Dataset entries
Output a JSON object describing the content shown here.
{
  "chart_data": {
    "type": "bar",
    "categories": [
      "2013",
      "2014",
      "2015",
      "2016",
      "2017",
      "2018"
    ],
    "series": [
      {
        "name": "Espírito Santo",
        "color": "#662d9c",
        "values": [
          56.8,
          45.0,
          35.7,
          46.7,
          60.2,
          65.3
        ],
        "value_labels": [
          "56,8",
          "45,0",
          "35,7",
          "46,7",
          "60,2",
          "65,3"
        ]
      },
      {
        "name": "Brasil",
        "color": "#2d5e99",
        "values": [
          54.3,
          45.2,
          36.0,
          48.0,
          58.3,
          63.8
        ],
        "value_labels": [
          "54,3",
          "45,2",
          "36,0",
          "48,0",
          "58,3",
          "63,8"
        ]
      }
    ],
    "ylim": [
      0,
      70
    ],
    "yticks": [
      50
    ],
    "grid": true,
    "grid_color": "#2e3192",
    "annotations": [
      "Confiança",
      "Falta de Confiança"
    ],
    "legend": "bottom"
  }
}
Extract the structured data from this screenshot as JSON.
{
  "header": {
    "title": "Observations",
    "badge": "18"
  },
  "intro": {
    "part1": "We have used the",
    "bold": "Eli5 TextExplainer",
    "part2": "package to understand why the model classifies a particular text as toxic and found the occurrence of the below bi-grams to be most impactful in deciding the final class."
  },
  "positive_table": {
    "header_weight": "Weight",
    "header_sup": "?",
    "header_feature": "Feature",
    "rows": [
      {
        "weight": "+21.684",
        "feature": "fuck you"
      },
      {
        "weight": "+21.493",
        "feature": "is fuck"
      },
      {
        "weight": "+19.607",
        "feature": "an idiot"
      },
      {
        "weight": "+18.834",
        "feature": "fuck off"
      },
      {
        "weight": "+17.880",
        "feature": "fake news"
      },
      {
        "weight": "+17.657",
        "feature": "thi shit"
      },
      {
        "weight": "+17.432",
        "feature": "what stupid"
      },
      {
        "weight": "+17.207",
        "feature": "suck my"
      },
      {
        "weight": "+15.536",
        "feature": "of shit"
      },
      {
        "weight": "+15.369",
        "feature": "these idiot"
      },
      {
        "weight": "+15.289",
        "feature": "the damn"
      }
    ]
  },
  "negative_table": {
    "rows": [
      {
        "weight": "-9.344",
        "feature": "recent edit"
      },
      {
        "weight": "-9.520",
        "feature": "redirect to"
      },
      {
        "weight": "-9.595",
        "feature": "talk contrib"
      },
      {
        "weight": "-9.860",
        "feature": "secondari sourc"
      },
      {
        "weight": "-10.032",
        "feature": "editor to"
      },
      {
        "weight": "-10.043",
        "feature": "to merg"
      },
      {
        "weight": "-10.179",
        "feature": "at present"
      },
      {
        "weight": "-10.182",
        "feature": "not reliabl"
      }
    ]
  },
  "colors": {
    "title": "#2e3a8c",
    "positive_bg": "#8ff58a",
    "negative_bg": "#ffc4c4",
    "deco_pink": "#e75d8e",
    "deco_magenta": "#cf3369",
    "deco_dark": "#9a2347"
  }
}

What to produce: Write out all records exactly, keeping every detail.

Final result:
Output a JSON object describing the content shown here.
{
  "chart_data": {
    "type": "bar",
    "categories": [
      "2013",
      "2014",
      "2015",
      "2016",
      "2017",
      "2018"
    ],
    "series": [
      {
        "name": "Espírito Santo",
        "color": "#662d9c",
        "values": [
          56.8,
          45.0,
          35.7,
          46.7,
          60.2,
          65.3
        ],
        "value_labels": [
          "56,8",
          "45,0",
          "35,7",
          "46,7",
          "60,2",
          "65,3"
        ]
      },
      {
        "name": "Brasil",
        "color": "#2d5e99",
        "values": [
          54.3,
          45.2,
          36.0,
          48.0,
          58.3,
          63.8
        ],
        "value_labels": [
          "54,3",
          "45,2",
          "36,0",
          "48,0",
          "58,3",
          "63,8"
        ]
      }
    ],
    "ylim": [
      0,
      70
    ],
    "yticks": [
      50
    ],
    "grid": true,
    "grid_color": "#2e3192",
    "annotations": [
      "Confiança",
      "Falta de Confiança"
    ],
    "legend": "bottom"
  }
}
Extract the structured data from this screenshot as JSON.
{
  "header": {
    "title": "Observations",
    "badge": "18"
  },
  "intro": {
    "part1": "We have used the",
    "bold": "Eli5 TextExplainer",
    "part2": "package to understand why the model classifies a particular text as toxic and found the occurrence of the below bi-grams to be most impactful in deciding the final class."
  },
  "positive_table": {
    "header_weight": "Weight",
    "header_sup": "?",
    "header_feature": "Feature",
    "rows": [
      {
        "weight": "+21.684",
        "feature": "fuck you"
      },
      {
        "weight": "+21.493",
        "feature": "is fuck"
      },
      {
        "weight": "+19.607",
        "feature": "an idiot"
      },
      {
        "weight": "+18.834",
        "feature": "fuck off"
      },
      {
        "weight": "+17.880",
        "feature": "fake news"
      },
      {
        "weight": "+17.657",
        "feature": "thi shit"
      },
      {
        "weight": "+17.432",
        "feature": "what stupid"
      },
      {
        "weight": "+17.207",
        "feature": "suck my"
      },
      {
        "weight": "+15.536",
        "feature": "of shit"
      },
      {
        "weight": "+15.369",
        "feature": "these idiot"
      },
      {
        "weight": "+15.289",
        "feature": "the damn"
      }
    ]
  },
  "negative_table": {
    "rows": [
      {
        "weight": "-9.344",
        "feature": "recent edit"
      },
      {
        "weight": "-9.520",
        "feature": "redirect to"
      },
      {
        "weight": "-9.595",
        "feature": "talk contrib"
      },
      {
        "weight": "-9.860",
        "feature": "secondari sourc"
      },
      {
        "weight": "-10.032",
        "feature": "editor to"
      },
      {
        "weight": "-10.043",
        "feature": "to merg"
      },
      {
        "weight": "-10.179",
        "feature": "at present"
      },
      {
        "weight": "-10.182",
        "feature": "not reliabl"
      }
    ]
  },
  "colors": {
    "title": "#2e3a8c",
    "positive_bg": "#8ff58a",
    "negative_bg": "#ffc4c4",
    "deco_pink": "#e75d8e",
    "deco_magenta": "#cf3369",
    "deco_dark": "#9a2347"
  }
}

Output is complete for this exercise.